_SHORT EXERCISE_: Print all the data, keeping every line exactly as it is.

_TASK INPUTS_:
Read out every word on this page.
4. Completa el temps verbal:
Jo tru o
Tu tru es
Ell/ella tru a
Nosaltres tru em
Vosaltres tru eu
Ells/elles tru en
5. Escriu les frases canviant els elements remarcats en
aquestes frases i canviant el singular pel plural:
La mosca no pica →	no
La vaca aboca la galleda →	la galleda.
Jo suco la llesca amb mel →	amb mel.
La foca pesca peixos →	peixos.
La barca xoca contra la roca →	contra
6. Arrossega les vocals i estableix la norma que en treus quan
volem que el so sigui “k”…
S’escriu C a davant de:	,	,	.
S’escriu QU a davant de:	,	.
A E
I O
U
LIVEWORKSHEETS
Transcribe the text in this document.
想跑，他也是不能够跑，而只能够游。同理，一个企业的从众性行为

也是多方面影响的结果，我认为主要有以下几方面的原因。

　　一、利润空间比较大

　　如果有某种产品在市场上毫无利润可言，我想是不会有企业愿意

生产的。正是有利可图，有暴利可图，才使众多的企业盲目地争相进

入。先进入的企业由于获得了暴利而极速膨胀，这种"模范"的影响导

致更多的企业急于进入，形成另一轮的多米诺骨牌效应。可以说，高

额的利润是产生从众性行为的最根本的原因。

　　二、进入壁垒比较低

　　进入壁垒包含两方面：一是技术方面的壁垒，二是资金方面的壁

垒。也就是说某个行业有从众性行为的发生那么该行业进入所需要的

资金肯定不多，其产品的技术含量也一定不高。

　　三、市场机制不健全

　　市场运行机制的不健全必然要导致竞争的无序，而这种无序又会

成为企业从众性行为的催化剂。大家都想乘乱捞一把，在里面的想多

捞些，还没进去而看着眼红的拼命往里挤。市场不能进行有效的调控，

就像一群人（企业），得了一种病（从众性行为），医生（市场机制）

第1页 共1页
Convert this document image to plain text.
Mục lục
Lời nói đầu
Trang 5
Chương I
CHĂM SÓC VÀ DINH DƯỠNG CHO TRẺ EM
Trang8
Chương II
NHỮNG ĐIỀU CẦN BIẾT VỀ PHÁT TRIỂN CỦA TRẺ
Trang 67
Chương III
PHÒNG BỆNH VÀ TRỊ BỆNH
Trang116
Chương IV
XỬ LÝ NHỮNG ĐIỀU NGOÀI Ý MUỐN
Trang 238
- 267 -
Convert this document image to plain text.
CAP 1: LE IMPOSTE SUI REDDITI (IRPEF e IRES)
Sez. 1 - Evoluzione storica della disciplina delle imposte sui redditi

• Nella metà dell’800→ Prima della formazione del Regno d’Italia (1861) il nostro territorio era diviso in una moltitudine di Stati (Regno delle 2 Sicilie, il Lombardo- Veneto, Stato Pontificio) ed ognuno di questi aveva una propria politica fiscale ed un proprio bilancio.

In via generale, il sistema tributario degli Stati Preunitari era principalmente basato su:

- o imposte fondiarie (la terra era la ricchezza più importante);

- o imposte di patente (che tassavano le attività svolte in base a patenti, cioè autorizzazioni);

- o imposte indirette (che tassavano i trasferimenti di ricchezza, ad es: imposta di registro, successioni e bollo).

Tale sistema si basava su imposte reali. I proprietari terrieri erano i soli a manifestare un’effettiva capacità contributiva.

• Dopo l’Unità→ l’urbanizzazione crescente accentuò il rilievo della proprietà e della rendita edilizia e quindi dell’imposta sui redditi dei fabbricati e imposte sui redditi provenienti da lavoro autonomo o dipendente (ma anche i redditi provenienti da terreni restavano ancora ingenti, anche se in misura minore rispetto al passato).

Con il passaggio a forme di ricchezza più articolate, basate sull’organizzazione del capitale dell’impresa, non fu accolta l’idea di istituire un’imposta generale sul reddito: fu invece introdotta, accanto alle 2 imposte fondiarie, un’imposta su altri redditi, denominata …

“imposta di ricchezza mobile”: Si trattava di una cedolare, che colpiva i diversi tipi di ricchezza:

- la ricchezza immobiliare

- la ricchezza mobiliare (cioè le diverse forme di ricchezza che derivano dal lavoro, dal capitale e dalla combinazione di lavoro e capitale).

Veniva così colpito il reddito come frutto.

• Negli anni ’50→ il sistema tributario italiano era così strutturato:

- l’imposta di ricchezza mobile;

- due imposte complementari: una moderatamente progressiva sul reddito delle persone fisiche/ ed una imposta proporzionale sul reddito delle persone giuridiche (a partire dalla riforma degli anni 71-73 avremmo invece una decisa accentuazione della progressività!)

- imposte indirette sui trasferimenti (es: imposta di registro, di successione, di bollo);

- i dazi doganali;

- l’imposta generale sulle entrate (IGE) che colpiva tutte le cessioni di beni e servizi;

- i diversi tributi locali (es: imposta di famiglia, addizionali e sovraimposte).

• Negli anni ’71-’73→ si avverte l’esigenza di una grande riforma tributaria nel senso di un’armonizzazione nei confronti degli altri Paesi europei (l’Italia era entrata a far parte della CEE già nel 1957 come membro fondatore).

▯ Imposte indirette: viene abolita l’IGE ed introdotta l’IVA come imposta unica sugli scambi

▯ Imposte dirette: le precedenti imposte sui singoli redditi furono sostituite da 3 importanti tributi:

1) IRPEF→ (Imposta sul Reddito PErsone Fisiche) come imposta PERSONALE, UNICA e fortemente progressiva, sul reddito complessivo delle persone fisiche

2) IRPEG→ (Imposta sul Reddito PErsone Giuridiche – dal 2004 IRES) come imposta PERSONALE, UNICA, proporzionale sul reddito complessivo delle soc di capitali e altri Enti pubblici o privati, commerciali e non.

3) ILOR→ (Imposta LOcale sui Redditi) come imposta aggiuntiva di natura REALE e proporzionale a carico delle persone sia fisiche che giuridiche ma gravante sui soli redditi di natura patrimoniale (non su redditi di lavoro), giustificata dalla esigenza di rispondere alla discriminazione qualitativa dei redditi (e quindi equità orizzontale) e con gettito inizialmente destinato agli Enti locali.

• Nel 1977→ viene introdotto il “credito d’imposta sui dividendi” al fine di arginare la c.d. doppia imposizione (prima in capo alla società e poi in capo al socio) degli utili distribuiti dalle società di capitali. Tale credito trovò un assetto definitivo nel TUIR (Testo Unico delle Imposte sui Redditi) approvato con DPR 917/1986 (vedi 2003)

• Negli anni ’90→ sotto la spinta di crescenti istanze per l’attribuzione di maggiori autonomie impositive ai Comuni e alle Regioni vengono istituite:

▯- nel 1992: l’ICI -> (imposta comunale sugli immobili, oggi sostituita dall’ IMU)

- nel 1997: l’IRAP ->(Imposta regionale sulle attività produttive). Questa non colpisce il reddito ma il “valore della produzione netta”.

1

_ANSWER FOR THE TASK_:
Read out every word on this page.
4. Completa el temps verbal:
Jo tru o
Tu tru es
Ell/ella tru a
Nosaltres tru em
Vosaltres tru eu
Ells/elles tru en
5. Escriu les frases canviant els elements remarcats en
aquestes frases i canviant el singular pel plural:
La mosca no pica →	no
La vaca aboca la galleda →	la galleda.
Jo suco la llesca amb mel →	amb mel.
La foca pesca peixos →	peixos.
La barca xoca contra la roca →	contra
6. Arrossega les vocals i estableix la norma que en treus quan
volem que el so sigui “k”…
S’escriu C a davant de:	,	,	.
S’escriu QU a davant de:	,	.
A E
I O
U
LIVEWORKSHEETS
Transcribe the text in this document.
想跑，他也是不能够跑，而只能够游。同理，一个企业的从众性行为

也是多方面影响的结果，我认为主要有以下几方面的原因。

　　一、利润空间比较大

　　如果有某种产品在市场上毫无利润可言，我想是不会有企业愿意

生产的。正是有利可图，有暴利可图，才使众多的企业盲目地争相进

入。先进入的企业由于获得了暴利而极速膨胀，这种"模范"的影响导

致更多的企业急于进入，形成另一轮的多米诺骨牌效应。可以说，高

额的利润是产生从众性行为的最根本的原因。

　　二、进入壁垒比较低

　　进入壁垒包含两方面：一是技术方面的壁垒，二是资金方面的壁

垒。也就是说某个行业有从众性行为的发生那么该行业进入所需要的

资金肯定不多，其产品的技术含量也一定不高。

　　三、市场机制不健全

　　市场运行机制的不健全必然要导致竞争的无序，而这种无序又会

成为企业从众性行为的催化剂。大家都想乘乱捞一把，在里面的想多

捞些，还没进去而看着眼红的拼命往里挤。市场不能进行有效的调控，

就像一群人（企业），得了一种病（从众性行为），医生（市场机制）

第1页 共1页
Convert this document image to plain text.
Mục lục
Lời nói đầu
Trang 5
Chương I
CHĂM SÓC VÀ DINH DƯỠNG CHO TRẺ EM
Trang8
Chương II
NHỮNG ĐIỀU CẦN BIẾT VỀ PHÁT TRIỂN CỦA TRẺ
Trang 67
Chương III
PHÒNG BỆNH VÀ TRỊ BỆNH
Trang116
Chương IV
XỬ LÝ NHỮNG ĐIỀU NGOÀI Ý MUỐN
Trang 238
- 267 -
Convert this document image to plain text.
CAP 1: LE IMPOSTE SUI REDDITI (IRPEF e IRES)
Sez. 1 - Evoluzione storica della disciplina delle imposte sui redditi

• Nella metà dell’800→ Prima della formazione del Regno d’Italia (1861) il nostro territorio era diviso in una moltitudine di Stati (Regno delle 2 Sicilie, il Lombardo- Veneto, Stato Pontificio) ed ognuno di questi aveva una propria politica fiscale ed un proprio bilancio.

In via generale, il sistema tributario degli Stati Preunitari era principalmente basato su:

- o imposte fondiarie (la terra era la ricchezza più importante);

- o imposte di patente (che tassavano le attività svolte in base a patenti, cioè autorizzazioni);

- o imposte indirette (che tassavano i trasferimenti di ricchezza, ad es: imposta di registro, successioni e bollo).

Tale sistema si basava su imposte reali. I proprietari terrieri erano i soli a manifestare un’effettiva capacità contributiva.

• Dopo l’Unità→ l’urbanizzazione crescente accentuò il rilievo della proprietà e della rendita edilizia e quindi dell’imposta sui redditi dei fabbricati e imposte sui redditi provenienti da lavoro autonomo o dipendente (ma anche i redditi provenienti da terreni restavano ancora ingenti, anche se in misura minore rispetto al passato).

Con il passaggio a forme di ricchezza più articolate, basate sull’organizzazione del capitale dell’impresa, non fu accolta l’idea di istituire un’imposta generale sul reddito: fu invece introdotta, accanto alle 2 imposte fondiarie, un’imposta su altri redditi, denominata …

“imposta di ricchezza mobile”: Si trattava di una cedolare, che colpiva i diversi tipi di ricchezza:

- la ricchezza immobiliare

- la ricchezza mobiliare (cioè le diverse forme di ricchezza che derivano dal lavoro, dal capitale e dalla combinazione di lavoro e capitale).

Veniva così colpito il reddito come frutto.

• Negli anni ’50→ il sistema tributario italiano era così strutturato:

- l’imposta di ricchezza mobile;

- due imposte complementari: una moderatamente progressiva sul reddito delle persone fisiche/ ed una imposta proporzionale sul reddito delle persone giuridiche (a partire dalla riforma degli anni 71-73 avremmo invece una decisa accentuazione della progressività!)

- imposte indirette sui trasferimenti (es: imposta di registro, di successione, di bollo);

- i dazi doganali;

- l’imposta generale sulle entrate (IGE) che colpiva tutte le cessioni di beni e servizi;

- i diversi tributi locali (es: imposta di famiglia, addizionali e sovraimposte).

• Negli anni ’71-’73→ si avverte l’esigenza di una grande riforma tributaria nel senso di un’armonizzazione nei confronti degli altri Paesi europei (l’Italia era entrata a far parte della CEE già nel 1957 come membro fondatore).

▯ Imposte indirette: viene abolita l’IGE ed introdotta l’IVA come imposta unica sugli scambi

▯ Imposte dirette: le precedenti imposte sui singoli redditi furono sostituite da 3 importanti tributi:

1) IRPEF→ (Imposta sul Reddito PErsone Fisiche) come imposta PERSONALE, UNICA e fortemente progressiva, sul reddito complessivo delle persone fisiche

2) IRPEG→ (Imposta sul Reddito PErsone Giuridiche – dal 2004 IRES) come imposta PERSONALE, UNICA, proporzionale sul reddito complessivo delle soc di capitali e altri Enti pubblici o privati, commerciali e non.

3) ILOR→ (Imposta LOcale sui Redditi) come imposta aggiuntiva di natura REALE e proporzionale a carico delle persone sia fisiche che giuridiche ma gravante sui soli redditi di natura patrimoniale (non su redditi di lavoro), giustificata dalla esigenza di rispondere alla discriminazione qualitativa dei redditi (e quindi equità orizzontale) e con gettito inizialmente destinato agli Enti locali.

• Nel 1977→ viene introdotto il “credito d’imposta sui dividendi” al fine di arginare la c.d. doppia imposizione (prima in capo alla società e poi in capo al socio) degli utili distribuiti dalle società di capitali. Tale credito trovò un assetto definitivo nel TUIR (Testo Unico delle Imposte sui Redditi) approvato con DPR 917/1986 (vedi 2003)

• Negli anni ’90→ sotto la spinta di crescenti istanze per l’attribuzione di maggiori autonomie impositive ai Comuni e alle Regioni vengono istituite:

▯- nel 1992: l’ICI -> (imposta comunale sugli immobili, oggi sostituita dall’ IMU)

- nel 1997: l’IRAP ->(Imposta regionale sulle attività produttive). Questa non colpisce il reddito ma il “valore della produzione netta”.

1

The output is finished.